-- START Supplied material --
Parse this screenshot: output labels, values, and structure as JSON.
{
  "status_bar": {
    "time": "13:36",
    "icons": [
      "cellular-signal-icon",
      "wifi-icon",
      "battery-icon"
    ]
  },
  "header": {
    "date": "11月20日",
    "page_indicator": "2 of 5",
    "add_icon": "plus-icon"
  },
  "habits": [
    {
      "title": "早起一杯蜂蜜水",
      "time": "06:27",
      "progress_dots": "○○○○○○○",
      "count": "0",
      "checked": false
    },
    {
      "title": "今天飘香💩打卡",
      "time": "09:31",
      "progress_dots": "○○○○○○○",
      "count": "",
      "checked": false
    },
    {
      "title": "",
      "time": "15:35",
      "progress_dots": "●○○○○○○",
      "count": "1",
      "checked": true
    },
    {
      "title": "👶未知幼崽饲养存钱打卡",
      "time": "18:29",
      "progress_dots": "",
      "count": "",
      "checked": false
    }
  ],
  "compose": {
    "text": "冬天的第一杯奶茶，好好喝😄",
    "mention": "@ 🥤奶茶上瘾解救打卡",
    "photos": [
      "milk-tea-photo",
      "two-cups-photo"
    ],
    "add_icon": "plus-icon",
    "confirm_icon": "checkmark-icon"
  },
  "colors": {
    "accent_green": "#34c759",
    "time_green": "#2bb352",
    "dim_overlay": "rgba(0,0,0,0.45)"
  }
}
-- END Supplied material --
Return the full listing, character for character.

Parse this screenshot: output labels, values, and structure as JSON.
{
  "status_bar": {
    "time": "13:36",
    "icons": [
      "cellular-signal-icon",
      "wifi-icon",
      "battery-icon"
    ]
  },
  "header": {
    "date": "11月20日",
    "page_indicator": "2 of 5",
    "add_icon": "plus-icon"
  },
  "habits": [
    {
      "title": "早起一杯蜂蜜水",
      "time": "06:27",
      "progress_dots": "○○○○○○○",
      "count": "0",
      "checked": false
    },
    {
      "title": "今天飘香💩打卡",
      "time": "09:31",
      "progress_dots": "○○○○○○○",
      "count": "",
      "checked": false
    },
    {
      "title": "",
      "time": "15:35",
      "progress_dots": "●○○○○○○",
      "count": "1",
      "checked": true
    },
    {
      "title": "👶未知幼崽饲养存钱打卡",
      "time": "18:29",
      "progress_dots": "",
      "count": "",
      "checked": false
    }
  ],
  "compose": {
    "text": "冬天的第一杯奶茶，好好喝😄",
    "mention": "@ 🥤奶茶上瘾解救打卡",
    "photos": [
      "milk-tea-photo",
      "two-cups-photo"
    ],
    "add_icon": "plus-icon",
    "confirm_icon": "checkmark-icon"
  },
  "colors": {
    "accent_green": "#34c759",
    "time_green": "#2bb352",
    "dim_overlay": "rgba(0,0,0,0.45)"
  }
}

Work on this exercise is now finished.